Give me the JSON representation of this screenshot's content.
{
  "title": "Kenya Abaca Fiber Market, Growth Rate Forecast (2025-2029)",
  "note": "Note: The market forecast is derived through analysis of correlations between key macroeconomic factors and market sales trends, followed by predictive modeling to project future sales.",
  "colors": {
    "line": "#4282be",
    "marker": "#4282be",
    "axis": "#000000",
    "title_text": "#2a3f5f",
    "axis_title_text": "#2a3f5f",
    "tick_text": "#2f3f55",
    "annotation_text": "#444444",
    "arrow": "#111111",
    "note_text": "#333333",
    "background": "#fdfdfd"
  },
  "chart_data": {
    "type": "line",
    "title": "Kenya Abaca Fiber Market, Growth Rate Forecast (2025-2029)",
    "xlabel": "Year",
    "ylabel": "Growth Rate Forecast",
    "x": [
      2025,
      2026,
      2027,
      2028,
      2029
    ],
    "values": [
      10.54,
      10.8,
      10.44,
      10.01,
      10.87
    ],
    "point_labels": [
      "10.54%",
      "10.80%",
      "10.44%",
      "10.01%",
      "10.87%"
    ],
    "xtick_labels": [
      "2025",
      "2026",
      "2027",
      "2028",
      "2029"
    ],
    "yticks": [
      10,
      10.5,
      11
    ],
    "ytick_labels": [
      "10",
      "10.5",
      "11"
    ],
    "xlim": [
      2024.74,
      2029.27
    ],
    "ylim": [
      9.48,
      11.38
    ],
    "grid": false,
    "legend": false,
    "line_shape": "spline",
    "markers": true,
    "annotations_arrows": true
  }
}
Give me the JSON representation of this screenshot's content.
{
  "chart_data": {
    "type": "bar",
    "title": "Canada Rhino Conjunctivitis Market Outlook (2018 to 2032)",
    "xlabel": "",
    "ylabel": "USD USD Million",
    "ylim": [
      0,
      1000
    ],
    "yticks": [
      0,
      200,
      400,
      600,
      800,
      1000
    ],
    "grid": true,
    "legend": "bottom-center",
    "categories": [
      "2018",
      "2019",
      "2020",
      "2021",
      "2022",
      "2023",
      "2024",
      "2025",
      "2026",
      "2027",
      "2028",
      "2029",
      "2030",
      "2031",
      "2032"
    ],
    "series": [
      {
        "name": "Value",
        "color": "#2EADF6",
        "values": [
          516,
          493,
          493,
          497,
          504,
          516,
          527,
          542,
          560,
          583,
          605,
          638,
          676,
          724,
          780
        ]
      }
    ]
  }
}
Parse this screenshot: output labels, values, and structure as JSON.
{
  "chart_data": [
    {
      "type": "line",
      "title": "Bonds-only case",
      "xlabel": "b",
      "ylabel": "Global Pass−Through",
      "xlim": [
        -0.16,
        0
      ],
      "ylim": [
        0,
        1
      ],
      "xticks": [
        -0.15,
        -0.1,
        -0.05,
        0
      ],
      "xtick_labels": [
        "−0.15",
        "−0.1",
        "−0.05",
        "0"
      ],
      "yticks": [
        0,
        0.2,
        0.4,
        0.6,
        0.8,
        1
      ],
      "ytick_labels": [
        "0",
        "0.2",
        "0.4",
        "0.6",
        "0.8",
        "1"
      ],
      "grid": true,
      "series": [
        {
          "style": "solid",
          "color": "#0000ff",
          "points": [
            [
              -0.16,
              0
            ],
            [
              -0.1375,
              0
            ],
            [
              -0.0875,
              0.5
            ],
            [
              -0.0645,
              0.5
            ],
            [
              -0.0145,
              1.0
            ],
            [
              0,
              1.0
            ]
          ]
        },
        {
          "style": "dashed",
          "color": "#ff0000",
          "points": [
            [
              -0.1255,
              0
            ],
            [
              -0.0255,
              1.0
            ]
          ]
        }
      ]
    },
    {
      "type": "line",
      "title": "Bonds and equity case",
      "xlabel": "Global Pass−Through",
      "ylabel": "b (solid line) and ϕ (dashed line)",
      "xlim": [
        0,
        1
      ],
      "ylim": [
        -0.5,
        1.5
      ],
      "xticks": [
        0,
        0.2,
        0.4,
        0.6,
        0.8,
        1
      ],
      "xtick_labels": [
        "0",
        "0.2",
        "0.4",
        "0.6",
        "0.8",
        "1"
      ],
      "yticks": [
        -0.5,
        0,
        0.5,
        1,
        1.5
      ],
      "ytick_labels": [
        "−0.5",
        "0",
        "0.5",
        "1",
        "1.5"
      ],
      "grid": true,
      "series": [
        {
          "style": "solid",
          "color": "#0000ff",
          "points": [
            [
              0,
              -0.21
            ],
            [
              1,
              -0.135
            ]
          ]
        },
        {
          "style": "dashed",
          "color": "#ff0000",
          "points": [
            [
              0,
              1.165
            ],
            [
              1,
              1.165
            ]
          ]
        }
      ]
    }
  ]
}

_ _ _ _ _

Description of the task: Which lines contain the word "grid"? Copy each of them.

Exercise solution:
    "grid": false,
    "grid": true,
      "grid": true,
      "grid": true,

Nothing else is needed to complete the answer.